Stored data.
-- Start --
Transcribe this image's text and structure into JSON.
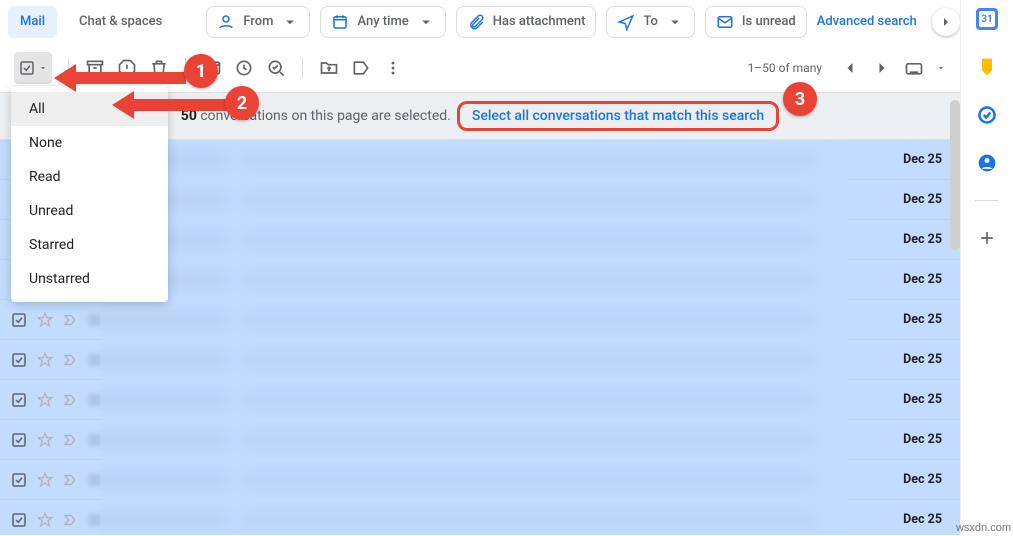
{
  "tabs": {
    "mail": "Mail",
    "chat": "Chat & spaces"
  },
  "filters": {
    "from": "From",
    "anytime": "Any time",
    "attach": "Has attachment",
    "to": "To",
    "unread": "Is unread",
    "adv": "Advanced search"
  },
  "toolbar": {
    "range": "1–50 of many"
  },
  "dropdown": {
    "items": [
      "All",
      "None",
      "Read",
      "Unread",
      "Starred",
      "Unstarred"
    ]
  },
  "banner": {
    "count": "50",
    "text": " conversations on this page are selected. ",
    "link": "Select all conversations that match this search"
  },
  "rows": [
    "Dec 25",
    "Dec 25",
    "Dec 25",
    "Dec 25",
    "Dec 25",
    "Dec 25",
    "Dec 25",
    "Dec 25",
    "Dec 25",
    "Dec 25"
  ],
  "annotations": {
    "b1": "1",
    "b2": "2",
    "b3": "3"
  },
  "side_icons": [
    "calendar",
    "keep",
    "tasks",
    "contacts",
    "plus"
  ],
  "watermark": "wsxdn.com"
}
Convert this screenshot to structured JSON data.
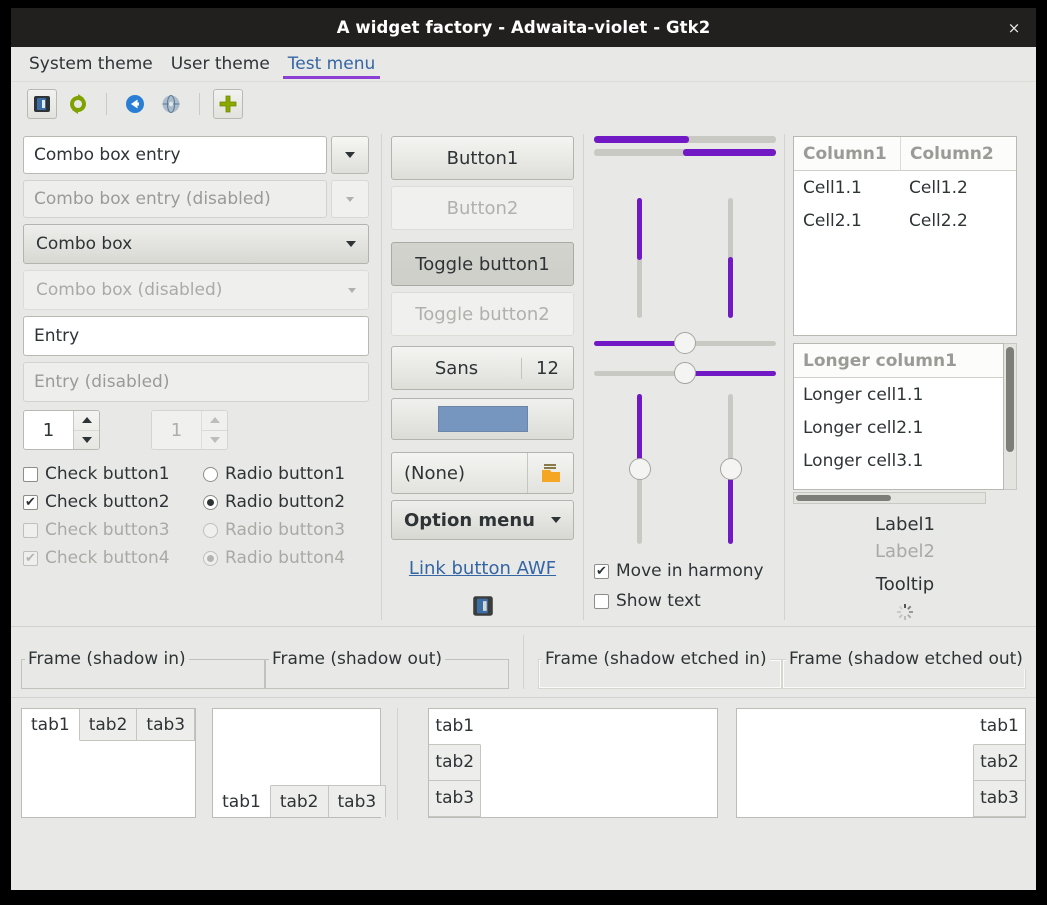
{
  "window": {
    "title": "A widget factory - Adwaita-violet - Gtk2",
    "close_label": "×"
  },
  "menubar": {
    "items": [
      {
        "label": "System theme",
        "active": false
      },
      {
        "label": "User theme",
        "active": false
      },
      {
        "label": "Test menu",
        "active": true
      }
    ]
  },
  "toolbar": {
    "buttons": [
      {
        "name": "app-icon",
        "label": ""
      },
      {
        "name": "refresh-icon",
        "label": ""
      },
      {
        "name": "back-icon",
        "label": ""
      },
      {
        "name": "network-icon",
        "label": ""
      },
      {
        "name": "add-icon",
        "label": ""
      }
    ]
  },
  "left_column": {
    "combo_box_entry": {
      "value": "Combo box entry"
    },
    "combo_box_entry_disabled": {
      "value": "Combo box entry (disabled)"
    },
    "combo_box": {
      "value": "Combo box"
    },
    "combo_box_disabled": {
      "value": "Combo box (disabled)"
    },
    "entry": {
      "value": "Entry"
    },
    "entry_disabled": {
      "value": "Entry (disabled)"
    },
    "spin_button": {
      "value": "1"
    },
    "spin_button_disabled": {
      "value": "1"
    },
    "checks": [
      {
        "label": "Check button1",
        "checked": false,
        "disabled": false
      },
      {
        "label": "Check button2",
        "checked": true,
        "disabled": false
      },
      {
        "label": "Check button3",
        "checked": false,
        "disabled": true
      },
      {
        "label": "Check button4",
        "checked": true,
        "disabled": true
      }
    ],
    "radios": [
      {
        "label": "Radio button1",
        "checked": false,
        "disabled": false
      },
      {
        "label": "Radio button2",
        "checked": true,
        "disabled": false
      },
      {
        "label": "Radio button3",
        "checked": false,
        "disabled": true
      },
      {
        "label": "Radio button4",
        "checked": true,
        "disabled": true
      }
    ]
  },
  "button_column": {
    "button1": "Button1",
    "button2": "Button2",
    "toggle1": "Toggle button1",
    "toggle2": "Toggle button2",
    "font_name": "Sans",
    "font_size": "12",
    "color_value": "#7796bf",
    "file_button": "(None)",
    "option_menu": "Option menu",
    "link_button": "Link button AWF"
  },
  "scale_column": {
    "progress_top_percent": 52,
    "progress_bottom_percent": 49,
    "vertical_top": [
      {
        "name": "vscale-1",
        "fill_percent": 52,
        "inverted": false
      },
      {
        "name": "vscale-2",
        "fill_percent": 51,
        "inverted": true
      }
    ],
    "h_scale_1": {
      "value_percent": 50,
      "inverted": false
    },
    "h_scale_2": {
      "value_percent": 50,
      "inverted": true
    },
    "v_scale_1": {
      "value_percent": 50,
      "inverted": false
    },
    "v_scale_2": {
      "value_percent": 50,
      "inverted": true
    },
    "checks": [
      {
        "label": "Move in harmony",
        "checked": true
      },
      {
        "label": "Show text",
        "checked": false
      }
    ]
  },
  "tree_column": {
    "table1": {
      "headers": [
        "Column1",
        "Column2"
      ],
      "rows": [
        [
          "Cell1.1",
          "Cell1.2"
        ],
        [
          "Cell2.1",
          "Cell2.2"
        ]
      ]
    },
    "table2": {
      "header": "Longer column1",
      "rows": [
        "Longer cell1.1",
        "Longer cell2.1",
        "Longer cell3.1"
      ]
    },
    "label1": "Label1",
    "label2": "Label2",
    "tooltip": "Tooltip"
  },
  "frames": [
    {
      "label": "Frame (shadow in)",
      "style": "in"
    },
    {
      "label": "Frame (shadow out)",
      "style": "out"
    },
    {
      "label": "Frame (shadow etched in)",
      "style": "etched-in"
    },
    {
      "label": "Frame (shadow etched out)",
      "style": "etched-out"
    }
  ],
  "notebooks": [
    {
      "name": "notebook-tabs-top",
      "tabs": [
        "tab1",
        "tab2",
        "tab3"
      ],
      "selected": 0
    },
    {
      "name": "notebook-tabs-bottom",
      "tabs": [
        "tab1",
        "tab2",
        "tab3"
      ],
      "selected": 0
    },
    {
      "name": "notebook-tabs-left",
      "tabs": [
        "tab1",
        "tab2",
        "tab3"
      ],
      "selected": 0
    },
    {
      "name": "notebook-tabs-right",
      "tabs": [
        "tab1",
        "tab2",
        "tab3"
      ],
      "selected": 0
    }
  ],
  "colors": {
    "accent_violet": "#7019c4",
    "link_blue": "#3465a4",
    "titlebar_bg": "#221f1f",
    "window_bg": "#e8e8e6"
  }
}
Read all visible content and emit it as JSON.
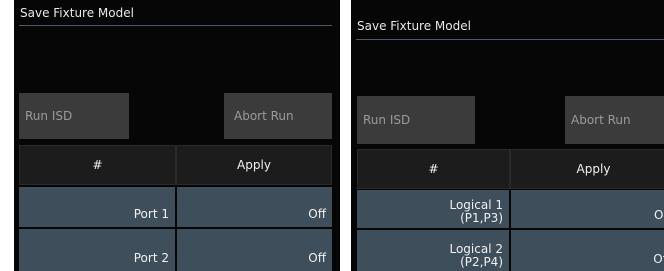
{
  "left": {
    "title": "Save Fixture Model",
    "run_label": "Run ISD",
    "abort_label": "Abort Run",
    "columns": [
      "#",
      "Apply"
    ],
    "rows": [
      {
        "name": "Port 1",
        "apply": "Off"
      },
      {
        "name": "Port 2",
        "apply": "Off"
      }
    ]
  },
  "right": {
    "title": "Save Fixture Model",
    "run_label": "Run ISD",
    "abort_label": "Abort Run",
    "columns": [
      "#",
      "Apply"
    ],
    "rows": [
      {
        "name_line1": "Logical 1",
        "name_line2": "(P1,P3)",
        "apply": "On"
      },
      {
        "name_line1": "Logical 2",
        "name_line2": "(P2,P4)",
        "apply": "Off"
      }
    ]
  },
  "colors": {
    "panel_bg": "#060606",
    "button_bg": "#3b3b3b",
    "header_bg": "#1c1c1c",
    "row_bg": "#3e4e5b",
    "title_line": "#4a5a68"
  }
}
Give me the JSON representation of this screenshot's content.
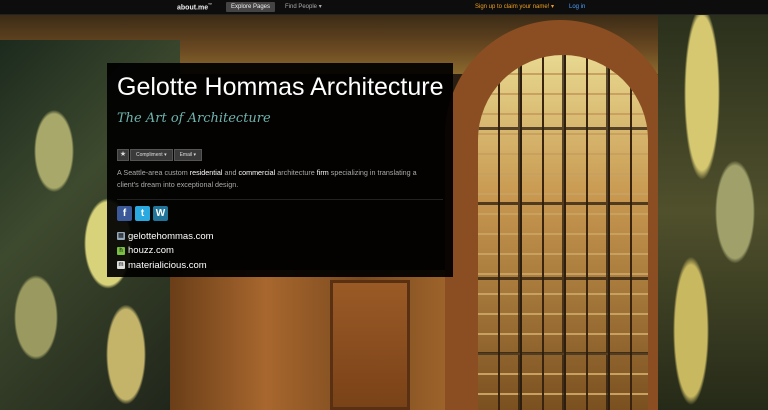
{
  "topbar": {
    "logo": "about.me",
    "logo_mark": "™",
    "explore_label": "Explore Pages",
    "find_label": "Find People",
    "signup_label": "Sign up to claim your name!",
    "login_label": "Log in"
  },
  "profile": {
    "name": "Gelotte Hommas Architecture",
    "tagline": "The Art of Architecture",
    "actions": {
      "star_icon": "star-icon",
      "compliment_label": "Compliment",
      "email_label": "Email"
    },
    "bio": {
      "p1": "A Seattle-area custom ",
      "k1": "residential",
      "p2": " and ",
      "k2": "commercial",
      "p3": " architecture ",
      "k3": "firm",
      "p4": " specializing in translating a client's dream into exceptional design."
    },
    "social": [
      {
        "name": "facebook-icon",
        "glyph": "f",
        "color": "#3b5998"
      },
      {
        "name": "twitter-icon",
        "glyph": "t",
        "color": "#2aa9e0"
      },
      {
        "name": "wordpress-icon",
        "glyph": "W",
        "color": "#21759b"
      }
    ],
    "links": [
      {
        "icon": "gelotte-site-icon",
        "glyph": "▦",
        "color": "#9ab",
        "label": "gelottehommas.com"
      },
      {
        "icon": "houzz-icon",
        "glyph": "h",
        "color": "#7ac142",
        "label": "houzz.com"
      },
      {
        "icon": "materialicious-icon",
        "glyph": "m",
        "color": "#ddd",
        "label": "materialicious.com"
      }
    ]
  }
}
-- End --
TASK BRIEF. Pull out each line of the entries that contains "search".

RESULT OF THIS EXERCISE.
    "adv": "Advanced search"
    "link": "Select all conversations that match this search"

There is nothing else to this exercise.